Dataset items:
▬▬▬▬▬▬▬▬▬▬

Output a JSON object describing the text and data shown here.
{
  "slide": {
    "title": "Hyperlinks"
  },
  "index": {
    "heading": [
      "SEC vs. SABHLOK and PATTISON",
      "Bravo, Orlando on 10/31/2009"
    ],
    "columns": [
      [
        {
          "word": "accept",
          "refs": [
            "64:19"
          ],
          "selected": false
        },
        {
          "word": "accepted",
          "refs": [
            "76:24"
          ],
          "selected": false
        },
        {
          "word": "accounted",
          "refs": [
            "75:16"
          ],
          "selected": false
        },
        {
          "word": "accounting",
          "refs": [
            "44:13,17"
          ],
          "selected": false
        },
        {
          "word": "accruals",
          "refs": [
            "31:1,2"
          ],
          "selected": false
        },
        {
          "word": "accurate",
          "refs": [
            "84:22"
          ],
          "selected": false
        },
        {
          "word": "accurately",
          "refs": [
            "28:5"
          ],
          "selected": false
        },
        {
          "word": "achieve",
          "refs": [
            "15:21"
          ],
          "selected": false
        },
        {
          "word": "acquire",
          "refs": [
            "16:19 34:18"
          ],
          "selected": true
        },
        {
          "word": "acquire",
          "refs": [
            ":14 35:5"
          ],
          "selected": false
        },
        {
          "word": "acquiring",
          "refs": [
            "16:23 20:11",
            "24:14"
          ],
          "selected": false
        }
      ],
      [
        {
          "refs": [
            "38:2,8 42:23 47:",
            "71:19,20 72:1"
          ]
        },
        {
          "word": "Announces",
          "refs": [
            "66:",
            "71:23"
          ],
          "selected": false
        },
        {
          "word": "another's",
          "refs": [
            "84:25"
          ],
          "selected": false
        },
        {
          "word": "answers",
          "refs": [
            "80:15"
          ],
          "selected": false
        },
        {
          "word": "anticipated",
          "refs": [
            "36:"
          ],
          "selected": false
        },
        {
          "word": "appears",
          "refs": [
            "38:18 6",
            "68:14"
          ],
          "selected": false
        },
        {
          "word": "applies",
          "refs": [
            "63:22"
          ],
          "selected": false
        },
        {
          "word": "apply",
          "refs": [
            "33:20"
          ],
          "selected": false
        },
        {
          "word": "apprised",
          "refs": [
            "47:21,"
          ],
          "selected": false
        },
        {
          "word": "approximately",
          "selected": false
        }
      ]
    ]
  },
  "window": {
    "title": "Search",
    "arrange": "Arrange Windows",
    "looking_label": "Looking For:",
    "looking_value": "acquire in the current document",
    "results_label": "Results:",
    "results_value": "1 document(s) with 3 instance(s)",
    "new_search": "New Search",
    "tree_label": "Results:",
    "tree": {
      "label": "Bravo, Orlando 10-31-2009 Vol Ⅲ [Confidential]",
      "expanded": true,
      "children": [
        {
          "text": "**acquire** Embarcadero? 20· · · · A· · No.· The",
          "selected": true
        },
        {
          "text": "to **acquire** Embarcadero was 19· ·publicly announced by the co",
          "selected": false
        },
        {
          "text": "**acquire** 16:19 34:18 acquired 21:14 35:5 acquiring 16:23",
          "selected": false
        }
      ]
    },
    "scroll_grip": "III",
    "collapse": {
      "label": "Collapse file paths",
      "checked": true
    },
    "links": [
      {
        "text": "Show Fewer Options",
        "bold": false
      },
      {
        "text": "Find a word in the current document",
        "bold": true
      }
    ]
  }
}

▬▬▬▬▬▬▬▬▬▬

PROBLEM:
Find the lines above that include the string "document" and copy them.

REPLY TO THE EXERCISE:
    "looking_value": "acquire in the current document",
    "results_value": "1 document(s) with 3 instance(s)",
        "text": "Find a word in the current document",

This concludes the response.